DATASET:
::::

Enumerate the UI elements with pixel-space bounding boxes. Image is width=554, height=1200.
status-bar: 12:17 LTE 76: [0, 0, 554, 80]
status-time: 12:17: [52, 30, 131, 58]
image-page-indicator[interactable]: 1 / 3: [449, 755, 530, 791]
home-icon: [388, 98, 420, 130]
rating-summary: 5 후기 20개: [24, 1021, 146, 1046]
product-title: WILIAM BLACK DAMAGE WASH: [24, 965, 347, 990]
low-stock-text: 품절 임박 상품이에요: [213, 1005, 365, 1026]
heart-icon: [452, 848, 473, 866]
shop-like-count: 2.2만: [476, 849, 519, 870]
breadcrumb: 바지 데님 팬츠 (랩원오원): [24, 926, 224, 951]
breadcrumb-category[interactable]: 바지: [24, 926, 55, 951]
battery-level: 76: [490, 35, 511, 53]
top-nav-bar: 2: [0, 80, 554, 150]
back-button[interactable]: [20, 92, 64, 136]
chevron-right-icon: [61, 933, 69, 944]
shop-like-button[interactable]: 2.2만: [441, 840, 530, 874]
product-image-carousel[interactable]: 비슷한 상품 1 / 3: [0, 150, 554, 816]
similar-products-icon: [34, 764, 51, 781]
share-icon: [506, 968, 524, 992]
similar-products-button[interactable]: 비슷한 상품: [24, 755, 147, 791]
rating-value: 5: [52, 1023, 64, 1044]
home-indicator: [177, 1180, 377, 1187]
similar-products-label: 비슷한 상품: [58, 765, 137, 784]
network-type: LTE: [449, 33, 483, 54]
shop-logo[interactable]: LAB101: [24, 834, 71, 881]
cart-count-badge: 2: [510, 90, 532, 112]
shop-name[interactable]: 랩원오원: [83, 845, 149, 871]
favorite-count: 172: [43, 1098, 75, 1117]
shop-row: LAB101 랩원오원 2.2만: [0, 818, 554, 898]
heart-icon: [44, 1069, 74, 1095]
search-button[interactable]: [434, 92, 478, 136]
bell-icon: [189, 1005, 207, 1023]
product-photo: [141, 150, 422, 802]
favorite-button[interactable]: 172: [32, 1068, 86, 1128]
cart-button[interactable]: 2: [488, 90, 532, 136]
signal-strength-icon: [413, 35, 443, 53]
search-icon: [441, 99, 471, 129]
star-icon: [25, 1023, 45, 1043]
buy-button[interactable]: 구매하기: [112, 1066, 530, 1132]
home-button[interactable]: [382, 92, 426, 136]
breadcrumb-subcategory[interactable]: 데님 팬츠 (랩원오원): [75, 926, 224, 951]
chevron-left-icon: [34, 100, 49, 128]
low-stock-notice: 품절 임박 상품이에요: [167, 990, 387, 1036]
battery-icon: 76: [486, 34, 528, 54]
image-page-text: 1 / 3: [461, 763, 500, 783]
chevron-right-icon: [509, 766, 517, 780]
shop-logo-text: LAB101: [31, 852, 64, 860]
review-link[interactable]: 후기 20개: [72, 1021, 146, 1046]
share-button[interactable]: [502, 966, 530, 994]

::::

Rewrite the material, starting at its first line and ending at the line that contains "buy-button[interactable]: 구매하기: [112, 1066, 530, 1132]", with "heart-icon" changed to "like-icon" and everything else unchanged.

EXERCISE SOLUTION:
Enumerate the UI elements with pixel-space bounding boxes. Image is width=554, height=1200.
status-bar: 12:17 LTE 76: [0, 0, 554, 80]
status-time: 12:17: [52, 30, 131, 58]
image-page-indicator[interactable]: 1 / 3: [449, 755, 530, 791]
home-icon: [388, 98, 420, 130]
rating-summary: 5 후기 20개: [24, 1021, 146, 1046]
product-title: WILIAM BLACK DAMAGE WASH: [24, 965, 347, 990]
low-stock-text: 품절 임박 상품이에요: [213, 1005, 365, 1026]
like-icon: [452, 848, 473, 866]
shop-like-count: 2.2만: [476, 849, 519, 870]
breadcrumb: 바지 데님 팬츠 (랩원오원): [24, 926, 224, 951]
breadcrumb-category[interactable]: 바지: [24, 926, 55, 951]
battery-level: 76: [490, 35, 511, 53]
top-nav-bar: 2: [0, 80, 554, 150]
back-button[interactable]: [20, 92, 64, 136]
chevron-right-icon: [61, 933, 69, 944]
shop-like-button[interactable]: 2.2만: [441, 840, 530, 874]
product-image-carousel[interactable]: 비슷한 상품 1 / 3: [0, 150, 554, 816]
similar-products-icon: [34, 764, 51, 781]
share-icon: [506, 968, 524, 992]
similar-products-button[interactable]: 비슷한 상품: [24, 755, 147, 791]
rating-value: 5: [52, 1023, 64, 1044]
home-indicator: [177, 1180, 377, 1187]
similar-products-label: 비슷한 상품: [58, 765, 137, 784]
network-type: LTE: [449, 33, 483, 54]
shop-logo[interactable]: LAB101: [24, 834, 71, 881]
cart-count-badge: 2: [510, 90, 532, 112]
shop-name[interactable]: 랩원오원: [83, 845, 149, 871]
favorite-count: 172: [43, 1098, 75, 1117]
shop-row: LAB101 랩원오원 2.2만: [0, 818, 554, 898]
like-icon: [44, 1069, 74, 1095]
search-button[interactable]: [434, 92, 478, 136]
bell-icon: [189, 1005, 207, 1023]
product-photo: [141, 150, 422, 802]
favorite-button[interactable]: 172: [32, 1068, 86, 1128]
cart-button[interactable]: 2: [488, 90, 532, 136]
signal-strength-icon: [413, 35, 443, 53]
search-icon: [441, 99, 471, 129]
star-icon: [25, 1023, 45, 1043]
buy-button[interactable]: 구매하기: [112, 1066, 530, 1132]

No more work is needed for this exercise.